Problem:
Retype, unchanged, the stretch of items from the start of the records through the line containing "undo-icon[interactable]: ↶ <box>1183 1477", including both ends.

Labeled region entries
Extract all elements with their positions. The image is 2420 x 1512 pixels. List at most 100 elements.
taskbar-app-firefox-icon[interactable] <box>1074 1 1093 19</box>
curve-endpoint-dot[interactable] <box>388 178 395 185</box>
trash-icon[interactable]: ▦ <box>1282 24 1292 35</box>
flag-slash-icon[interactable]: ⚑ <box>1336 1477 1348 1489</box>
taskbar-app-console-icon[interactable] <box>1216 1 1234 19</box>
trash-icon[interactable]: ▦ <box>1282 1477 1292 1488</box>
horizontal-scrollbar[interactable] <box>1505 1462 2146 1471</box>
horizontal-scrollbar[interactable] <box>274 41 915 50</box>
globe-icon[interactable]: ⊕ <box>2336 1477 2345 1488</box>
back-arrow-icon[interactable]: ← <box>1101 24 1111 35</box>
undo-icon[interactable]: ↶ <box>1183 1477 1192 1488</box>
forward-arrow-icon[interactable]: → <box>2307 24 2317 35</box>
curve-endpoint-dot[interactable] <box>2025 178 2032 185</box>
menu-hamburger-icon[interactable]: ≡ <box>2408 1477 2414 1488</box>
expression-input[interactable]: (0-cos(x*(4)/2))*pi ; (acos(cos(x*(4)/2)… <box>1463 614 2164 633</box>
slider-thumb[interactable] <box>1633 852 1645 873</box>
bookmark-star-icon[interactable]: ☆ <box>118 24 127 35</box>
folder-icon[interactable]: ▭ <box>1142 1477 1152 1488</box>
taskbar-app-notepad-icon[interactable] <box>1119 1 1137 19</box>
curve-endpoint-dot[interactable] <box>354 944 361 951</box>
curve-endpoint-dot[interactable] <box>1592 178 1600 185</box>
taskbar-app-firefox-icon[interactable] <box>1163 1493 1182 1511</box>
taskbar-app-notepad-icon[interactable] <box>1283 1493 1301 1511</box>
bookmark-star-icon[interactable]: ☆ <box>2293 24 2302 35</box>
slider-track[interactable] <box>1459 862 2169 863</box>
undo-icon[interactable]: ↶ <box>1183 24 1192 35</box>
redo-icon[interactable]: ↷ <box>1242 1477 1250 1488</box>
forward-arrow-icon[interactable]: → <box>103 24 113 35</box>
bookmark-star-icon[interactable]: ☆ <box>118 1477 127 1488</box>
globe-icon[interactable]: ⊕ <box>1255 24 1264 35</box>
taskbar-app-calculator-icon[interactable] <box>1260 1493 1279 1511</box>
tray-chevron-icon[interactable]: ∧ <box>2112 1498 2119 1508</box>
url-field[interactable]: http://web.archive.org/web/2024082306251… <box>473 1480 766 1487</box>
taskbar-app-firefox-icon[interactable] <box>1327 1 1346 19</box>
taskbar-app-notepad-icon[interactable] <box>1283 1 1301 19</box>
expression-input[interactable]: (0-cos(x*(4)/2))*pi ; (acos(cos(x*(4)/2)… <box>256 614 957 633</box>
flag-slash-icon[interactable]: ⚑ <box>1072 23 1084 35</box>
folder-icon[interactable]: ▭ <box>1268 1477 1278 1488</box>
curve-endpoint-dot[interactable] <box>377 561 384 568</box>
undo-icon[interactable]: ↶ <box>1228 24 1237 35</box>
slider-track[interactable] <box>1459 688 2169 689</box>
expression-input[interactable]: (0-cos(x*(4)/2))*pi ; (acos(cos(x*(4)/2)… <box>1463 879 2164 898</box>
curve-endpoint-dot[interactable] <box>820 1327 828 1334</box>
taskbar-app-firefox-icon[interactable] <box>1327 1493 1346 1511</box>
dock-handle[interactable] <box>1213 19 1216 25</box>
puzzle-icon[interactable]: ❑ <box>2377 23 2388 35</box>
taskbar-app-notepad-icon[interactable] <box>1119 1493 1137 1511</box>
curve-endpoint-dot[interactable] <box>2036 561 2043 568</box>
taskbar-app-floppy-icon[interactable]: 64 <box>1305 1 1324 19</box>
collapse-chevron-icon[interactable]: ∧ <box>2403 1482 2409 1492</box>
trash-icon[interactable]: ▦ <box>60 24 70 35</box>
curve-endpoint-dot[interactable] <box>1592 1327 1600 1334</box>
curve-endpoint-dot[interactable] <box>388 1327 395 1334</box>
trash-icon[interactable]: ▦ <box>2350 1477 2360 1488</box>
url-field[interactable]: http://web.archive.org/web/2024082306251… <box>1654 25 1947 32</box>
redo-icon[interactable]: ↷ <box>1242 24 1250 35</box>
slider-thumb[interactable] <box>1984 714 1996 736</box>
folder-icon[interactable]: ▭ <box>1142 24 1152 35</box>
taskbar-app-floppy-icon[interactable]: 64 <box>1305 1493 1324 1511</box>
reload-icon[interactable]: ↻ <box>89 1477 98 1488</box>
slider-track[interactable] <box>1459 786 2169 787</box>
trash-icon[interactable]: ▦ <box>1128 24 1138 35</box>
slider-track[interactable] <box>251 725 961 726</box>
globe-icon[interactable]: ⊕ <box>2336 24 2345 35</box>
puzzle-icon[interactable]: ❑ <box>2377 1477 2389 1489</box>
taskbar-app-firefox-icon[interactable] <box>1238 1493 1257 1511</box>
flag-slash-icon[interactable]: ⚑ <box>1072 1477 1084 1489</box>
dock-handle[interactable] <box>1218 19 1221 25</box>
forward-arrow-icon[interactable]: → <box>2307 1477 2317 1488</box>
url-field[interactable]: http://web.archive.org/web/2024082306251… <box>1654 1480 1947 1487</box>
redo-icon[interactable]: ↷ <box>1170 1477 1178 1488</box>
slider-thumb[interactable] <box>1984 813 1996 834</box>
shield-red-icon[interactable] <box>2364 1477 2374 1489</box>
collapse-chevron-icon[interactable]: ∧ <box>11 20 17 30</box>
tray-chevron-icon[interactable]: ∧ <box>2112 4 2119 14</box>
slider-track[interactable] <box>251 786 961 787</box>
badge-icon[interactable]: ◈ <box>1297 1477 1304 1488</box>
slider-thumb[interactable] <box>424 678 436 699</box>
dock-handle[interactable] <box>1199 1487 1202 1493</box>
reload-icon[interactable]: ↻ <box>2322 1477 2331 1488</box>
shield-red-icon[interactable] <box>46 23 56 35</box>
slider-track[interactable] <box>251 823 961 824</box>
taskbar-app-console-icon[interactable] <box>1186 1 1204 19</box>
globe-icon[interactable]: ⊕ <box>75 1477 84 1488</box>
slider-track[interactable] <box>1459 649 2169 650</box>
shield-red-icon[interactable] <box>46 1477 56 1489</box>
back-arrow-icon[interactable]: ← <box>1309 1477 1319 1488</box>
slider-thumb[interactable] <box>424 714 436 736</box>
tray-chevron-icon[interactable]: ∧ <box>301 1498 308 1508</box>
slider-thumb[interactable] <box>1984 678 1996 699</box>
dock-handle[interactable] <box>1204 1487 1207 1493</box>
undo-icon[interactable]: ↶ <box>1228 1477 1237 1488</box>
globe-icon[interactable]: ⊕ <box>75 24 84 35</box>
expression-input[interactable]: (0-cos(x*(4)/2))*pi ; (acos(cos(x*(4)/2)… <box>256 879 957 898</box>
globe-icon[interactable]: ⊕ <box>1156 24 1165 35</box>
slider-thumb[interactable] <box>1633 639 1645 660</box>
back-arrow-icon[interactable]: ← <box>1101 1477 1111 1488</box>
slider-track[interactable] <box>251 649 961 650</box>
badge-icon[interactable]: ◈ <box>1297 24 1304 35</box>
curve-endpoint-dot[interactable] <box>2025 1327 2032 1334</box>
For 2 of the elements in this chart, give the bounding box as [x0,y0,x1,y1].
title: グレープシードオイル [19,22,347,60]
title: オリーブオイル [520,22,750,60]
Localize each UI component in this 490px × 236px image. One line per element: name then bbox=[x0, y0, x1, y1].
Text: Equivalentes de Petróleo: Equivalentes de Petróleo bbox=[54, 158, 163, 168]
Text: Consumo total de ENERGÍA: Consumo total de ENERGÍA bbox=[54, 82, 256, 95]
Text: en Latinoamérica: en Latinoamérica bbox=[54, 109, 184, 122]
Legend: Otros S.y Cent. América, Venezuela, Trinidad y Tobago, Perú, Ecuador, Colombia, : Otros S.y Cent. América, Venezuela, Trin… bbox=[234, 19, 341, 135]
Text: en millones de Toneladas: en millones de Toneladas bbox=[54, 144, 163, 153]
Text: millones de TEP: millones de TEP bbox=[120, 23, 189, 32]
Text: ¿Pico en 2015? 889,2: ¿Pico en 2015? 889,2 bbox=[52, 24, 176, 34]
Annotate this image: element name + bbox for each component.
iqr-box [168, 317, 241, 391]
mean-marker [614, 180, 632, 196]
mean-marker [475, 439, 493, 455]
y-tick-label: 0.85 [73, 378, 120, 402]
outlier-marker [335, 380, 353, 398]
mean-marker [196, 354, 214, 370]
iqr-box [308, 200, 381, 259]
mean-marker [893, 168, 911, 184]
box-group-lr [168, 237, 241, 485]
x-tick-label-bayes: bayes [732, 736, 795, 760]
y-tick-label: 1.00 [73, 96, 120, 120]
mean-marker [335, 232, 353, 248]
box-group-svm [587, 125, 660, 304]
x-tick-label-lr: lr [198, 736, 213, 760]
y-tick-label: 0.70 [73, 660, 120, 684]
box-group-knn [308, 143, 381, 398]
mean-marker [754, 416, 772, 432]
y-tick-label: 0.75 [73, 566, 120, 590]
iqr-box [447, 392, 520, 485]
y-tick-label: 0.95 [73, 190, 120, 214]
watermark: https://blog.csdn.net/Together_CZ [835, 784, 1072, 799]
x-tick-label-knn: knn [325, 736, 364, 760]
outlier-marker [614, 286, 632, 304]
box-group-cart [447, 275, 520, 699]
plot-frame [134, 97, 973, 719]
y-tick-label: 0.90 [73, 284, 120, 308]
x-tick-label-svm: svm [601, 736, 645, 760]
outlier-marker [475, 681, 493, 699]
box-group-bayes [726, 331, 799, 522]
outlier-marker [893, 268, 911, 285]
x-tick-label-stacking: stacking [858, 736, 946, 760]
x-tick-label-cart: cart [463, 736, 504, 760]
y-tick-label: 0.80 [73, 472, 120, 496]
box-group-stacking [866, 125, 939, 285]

Full solution:
Extract all elements with their positions. The image is 2420 x 1512 pixels. List at most 100 elements.
taskbar-app-firefox-icon[interactable] <box>1074 1 1093 19</box>
curve-endpoint-dot[interactable] <box>388 178 395 185</box>
trash-icon[interactable]: ▦ <box>1282 24 1292 35</box>
flag-slash-icon[interactable]: ⚑ <box>1336 1477 1348 1489</box>
taskbar-app-console-icon[interactable] <box>1216 1 1234 19</box>
trash-icon[interactable]: ▦ <box>1282 1477 1292 1488</box>
horizontal-scrollbar[interactable] <box>1505 1462 2146 1471</box>
horizontal-scrollbar[interactable] <box>274 41 915 50</box>
globe-icon[interactable]: ⊕ <box>2336 1477 2345 1488</box>
back-arrow-icon[interactable]: ← <box>1101 24 1111 35</box>
undo-icon[interactable]: ↶ <box>1183 1477 1192 1488</box>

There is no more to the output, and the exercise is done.